● **STATED PROBLEM**
Output only the span of lines that begins at the line containing "Output a JSON" and ends at the last line of the data, both included, exactly as they appear.

● **ENTRIES**
▬▬▬▬▬▬▬▬▬▬

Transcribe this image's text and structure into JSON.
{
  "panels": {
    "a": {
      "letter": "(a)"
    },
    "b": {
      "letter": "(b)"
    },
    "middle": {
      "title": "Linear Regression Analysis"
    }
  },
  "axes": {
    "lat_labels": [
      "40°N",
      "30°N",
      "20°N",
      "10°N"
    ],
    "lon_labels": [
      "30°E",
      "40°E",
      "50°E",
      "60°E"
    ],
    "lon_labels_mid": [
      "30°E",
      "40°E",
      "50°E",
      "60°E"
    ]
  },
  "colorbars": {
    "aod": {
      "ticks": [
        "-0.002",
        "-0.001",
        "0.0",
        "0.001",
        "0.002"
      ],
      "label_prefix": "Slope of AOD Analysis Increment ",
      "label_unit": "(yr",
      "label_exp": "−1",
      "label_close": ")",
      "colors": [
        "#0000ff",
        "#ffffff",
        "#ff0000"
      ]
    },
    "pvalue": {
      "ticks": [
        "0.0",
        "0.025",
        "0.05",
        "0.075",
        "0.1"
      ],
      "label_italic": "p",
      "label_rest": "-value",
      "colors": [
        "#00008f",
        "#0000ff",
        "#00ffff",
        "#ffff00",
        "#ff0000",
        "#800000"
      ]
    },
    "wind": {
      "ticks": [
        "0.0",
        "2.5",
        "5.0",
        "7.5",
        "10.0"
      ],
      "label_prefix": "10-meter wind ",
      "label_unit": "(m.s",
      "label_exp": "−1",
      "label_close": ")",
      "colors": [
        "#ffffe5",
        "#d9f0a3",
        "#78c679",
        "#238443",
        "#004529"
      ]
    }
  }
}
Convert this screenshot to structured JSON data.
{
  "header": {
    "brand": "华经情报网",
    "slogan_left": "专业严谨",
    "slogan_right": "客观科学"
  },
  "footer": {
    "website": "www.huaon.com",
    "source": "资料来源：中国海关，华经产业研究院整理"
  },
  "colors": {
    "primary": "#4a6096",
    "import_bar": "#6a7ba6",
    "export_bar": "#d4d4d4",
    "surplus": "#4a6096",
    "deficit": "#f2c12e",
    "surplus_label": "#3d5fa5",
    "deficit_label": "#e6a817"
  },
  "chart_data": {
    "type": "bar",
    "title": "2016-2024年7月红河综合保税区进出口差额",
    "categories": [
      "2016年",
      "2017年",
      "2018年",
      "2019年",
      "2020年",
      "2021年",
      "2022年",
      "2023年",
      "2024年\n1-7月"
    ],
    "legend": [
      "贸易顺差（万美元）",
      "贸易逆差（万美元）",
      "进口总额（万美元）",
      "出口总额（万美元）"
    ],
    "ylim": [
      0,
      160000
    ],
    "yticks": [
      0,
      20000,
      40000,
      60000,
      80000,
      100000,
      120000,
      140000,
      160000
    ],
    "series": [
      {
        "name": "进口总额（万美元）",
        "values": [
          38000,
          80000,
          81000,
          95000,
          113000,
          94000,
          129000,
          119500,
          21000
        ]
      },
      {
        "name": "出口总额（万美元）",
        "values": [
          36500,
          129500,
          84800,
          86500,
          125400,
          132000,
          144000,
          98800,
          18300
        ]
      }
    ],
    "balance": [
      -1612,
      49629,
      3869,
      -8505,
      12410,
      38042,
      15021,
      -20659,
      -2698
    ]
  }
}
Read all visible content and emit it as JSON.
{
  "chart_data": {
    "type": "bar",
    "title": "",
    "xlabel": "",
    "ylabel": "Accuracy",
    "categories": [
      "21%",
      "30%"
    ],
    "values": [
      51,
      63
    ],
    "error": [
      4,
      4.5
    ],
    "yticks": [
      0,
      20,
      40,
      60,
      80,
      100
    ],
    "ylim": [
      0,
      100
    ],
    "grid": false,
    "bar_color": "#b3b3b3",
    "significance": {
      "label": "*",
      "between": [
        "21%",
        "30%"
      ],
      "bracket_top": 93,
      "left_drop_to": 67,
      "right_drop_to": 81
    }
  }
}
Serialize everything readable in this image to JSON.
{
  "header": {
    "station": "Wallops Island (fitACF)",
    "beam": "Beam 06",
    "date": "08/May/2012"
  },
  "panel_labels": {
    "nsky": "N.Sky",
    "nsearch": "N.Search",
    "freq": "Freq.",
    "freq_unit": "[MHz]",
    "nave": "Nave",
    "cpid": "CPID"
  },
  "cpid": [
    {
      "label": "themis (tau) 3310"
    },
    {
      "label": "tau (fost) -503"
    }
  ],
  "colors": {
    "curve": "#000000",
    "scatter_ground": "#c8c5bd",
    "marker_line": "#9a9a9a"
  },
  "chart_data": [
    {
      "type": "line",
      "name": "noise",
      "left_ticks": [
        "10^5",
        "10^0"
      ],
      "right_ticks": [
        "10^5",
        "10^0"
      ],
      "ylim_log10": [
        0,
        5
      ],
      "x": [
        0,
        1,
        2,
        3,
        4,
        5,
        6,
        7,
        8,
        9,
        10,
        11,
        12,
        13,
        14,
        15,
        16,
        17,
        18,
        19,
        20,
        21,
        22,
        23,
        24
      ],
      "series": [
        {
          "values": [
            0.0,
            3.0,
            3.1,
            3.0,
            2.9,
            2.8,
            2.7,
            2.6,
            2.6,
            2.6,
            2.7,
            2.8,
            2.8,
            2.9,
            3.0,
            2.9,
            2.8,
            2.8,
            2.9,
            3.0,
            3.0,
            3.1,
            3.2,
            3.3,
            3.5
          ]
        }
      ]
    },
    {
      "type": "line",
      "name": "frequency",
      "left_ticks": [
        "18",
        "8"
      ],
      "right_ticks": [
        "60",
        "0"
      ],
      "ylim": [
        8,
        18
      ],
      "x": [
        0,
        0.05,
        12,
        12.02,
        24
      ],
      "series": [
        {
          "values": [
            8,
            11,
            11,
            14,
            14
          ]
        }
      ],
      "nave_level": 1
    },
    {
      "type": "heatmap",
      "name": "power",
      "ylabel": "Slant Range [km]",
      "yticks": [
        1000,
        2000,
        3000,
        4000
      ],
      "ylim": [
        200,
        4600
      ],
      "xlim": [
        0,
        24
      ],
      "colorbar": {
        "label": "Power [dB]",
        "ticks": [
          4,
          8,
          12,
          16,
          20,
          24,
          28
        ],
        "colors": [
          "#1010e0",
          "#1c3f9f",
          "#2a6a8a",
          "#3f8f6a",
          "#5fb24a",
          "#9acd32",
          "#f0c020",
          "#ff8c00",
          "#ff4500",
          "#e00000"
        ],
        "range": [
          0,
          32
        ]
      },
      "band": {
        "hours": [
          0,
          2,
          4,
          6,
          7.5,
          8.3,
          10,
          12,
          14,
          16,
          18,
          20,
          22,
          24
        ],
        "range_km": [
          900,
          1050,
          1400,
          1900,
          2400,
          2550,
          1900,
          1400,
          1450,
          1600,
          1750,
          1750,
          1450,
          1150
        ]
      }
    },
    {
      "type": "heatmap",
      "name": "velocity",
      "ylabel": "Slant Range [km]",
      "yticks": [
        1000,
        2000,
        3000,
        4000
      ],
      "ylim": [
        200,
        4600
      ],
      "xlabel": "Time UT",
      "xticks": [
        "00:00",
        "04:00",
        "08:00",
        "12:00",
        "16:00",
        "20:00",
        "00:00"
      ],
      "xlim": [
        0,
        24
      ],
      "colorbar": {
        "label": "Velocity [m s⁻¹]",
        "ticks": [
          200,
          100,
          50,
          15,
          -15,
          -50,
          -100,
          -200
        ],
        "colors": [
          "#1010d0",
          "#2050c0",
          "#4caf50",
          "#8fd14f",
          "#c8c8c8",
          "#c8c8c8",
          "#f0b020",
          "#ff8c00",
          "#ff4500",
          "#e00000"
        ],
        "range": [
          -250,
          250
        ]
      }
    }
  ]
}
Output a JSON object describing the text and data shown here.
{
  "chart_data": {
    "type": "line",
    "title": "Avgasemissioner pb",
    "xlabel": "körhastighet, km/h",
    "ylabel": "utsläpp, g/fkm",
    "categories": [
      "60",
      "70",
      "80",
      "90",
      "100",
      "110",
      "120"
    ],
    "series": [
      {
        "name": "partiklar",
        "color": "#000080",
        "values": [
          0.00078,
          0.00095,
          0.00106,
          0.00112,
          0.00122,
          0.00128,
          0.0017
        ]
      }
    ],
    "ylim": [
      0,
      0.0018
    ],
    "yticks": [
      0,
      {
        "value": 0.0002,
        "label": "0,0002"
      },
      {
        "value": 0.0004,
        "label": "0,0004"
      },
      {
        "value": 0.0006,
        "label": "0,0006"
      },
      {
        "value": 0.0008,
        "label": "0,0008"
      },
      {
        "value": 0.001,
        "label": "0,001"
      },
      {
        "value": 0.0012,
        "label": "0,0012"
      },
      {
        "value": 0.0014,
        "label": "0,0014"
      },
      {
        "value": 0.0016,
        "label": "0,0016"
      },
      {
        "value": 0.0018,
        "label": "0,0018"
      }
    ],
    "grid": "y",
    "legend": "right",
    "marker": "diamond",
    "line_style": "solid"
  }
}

▬▬▬▬▬▬▬▬▬▬

● **RESULT**
Output a JSON object describing the text and data shown here.
{
  "chart_data": {
    "type": "line",
    "title": "Avgasemissioner pb",
    "xlabel": "körhastighet, km/h",
    "ylabel": "utsläpp, g/fkm",
    "categories": [
      "60",
      "70",
      "80",
      "90",
      "100",
      "110",
      "120"
    ],
    "series": [
      {
        "name": "partiklar",
        "color": "#000080",
        "values": [
          0.00078,
          0.00095,
          0.00106,
          0.00112,
          0.00122,
          0.00128,
          0.0017
        ]
      }
    ],
    "ylim": [
      0,
      0.0018
    ],
    "yticks": [
      0,
      {
        "value": 0.0002,
        "label": "0,0002"
      },
      {
        "value": 0.0004,
        "label": "0,0004"
      },
      {
        "value": 0.0006,
        "label": "0,0006"
      },
      {
        "value": 0.0008,
        "label": "0,0008"
      },
      {
        "value": 0.001,
        "label": "0,001"
      },
      {
        "value": 0.0012,
        "label": "0,0012"
      },
      {
        "value": 0.0014,
        "label": "0,0014"
      },
      {
        "value": 0.0016,
        "label": "0,0016"
      },
      {
        "value": 0.0018,
        "label": "0,0018"
      }
    ],
    "grid": "y",
    "legend": "right",
    "marker": "diamond",
    "line_style": "solid"
  }
}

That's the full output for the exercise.